- [What is being asked]:
You are to retype all of the data exactly as it appears.

Data entries
——————————
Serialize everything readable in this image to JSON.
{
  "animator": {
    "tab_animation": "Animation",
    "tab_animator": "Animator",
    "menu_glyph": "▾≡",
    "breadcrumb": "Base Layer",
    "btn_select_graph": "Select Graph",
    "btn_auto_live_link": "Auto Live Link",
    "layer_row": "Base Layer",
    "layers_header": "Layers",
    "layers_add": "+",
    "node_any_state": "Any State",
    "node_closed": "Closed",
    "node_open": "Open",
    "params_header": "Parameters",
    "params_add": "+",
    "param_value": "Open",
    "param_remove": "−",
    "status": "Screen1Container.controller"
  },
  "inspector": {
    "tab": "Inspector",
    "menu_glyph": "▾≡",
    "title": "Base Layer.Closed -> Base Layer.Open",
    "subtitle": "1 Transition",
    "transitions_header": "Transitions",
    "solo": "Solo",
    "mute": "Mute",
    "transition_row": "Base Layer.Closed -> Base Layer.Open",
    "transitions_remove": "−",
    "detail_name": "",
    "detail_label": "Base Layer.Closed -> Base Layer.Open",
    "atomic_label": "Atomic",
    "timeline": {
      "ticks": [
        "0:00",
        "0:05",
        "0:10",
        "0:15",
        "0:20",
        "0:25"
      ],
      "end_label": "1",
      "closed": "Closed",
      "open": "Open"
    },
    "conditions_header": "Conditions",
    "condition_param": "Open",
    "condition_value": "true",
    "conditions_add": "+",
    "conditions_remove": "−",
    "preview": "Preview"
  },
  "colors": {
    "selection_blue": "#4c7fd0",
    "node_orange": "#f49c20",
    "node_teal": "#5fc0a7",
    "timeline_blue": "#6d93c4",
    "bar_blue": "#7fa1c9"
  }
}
——————————
- [Answer to the exercise]:
Serialize everything readable in this image to JSON.
{
  "animator": {
    "tab_animation": "Animation",
    "tab_animator": "Animator",
    "menu_glyph": "▾≡",
    "breadcrumb": "Base Layer",
    "btn_select_graph": "Select Graph",
    "btn_auto_live_link": "Auto Live Link",
    "layer_row": "Base Layer",
    "layers_header": "Layers",
    "layers_add": "+",
    "node_any_state": "Any State",
    "node_closed": "Closed",
    "node_open": "Open",
    "params_header": "Parameters",
    "params_add": "+",
    "param_value": "Open",
    "param_remove": "−",
    "status": "Screen1Container.controller"
  },
  "inspector": {
    "tab": "Inspector",
    "menu_glyph": "▾≡",
    "title": "Base Layer.Closed -> Base Layer.Open",
    "subtitle": "1 Transition",
    "transitions_header": "Transitions",
    "solo": "Solo",
    "mute": "Mute",
    "transition_row": "Base Layer.Closed -> Base Layer.Open",
    "transitions_remove": "−",
    "detail_name": "",
    "detail_label": "Base Layer.Closed -> Base Layer.Open",
    "atomic_label": "Atomic",
    "timeline": {
      "ticks": [
        "0:00",
        "0:05",
        "0:10",
        "0:15",
        "0:20",
        "0:25"
      ],
      "end_label": "1",
      "closed": "Closed",
      "open": "Open"
    },
    "conditions_header": "Conditions",
    "condition_param": "Open",
    "condition_value": "true",
    "conditions_add": "+",
    "conditions_remove": "−",
    "preview": "Preview"
  },
  "colors": {
    "selection_blue": "#4c7fd0",
    "node_orange": "#f49c20",
    "node_teal": "#5fc0a7",
    "timeline_blue": "#6d93c4",
    "bar_blue": "#7fa1c9"
  }
}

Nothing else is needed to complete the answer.